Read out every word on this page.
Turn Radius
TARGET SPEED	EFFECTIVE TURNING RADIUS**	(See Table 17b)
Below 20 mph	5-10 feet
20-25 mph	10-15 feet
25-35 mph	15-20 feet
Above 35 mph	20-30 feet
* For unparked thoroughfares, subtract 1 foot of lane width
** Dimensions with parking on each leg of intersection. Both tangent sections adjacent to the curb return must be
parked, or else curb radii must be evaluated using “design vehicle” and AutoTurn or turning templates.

__Do this__
Retype the material above, line by line, exactly.

__Answer for the task__
Read out every word on this page.
Turn Radius
TARGET SPEED	EFFECTIVE TURNING RADIUS**	(See Table 17b)
Below 20 mph	5-10 feet
20-25 mph	10-15 feet
25-35 mph	15-20 feet
Above 35 mph	20-30 feet
* For unparked thoroughfares, subtract 1 foot of lane width
** Dimensions with parking on each leg of intersection. Both tangent sections adjacent to the curb return must be
parked, or else curb radii must be evaluated using “design vehicle” and AutoTurn or turning templates.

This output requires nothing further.